GIVEN TASK
Using the records provided below, locate and copy each line that contains the word "Natalia".

SOURCE MATERIAL
<<<<

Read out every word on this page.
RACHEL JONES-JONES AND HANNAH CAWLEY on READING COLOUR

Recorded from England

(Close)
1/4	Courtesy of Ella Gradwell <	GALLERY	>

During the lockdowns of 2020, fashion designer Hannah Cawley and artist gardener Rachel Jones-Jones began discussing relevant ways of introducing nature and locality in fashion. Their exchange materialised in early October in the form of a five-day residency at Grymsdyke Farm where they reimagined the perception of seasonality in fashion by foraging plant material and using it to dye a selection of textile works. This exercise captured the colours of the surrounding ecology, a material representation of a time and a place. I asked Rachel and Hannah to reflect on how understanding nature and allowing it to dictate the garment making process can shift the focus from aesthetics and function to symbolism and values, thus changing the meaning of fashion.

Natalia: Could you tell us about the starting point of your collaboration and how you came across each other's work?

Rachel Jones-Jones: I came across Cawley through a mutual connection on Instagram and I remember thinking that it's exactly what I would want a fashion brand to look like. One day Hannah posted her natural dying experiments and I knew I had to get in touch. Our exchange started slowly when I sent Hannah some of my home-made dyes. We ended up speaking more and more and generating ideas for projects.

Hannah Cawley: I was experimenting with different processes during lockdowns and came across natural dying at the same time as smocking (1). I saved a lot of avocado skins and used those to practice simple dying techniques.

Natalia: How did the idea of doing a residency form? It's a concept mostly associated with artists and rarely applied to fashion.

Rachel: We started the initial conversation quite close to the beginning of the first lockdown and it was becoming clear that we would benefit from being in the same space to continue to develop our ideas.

>>>>

TASK OUTPUT
Natalia: Could you tell us about the starting point of your collaboration and how you came across each other's work?
Natalia: How did the idea of doing a residency form? It's a concept mostly associated with artists and rarely applied to fashion.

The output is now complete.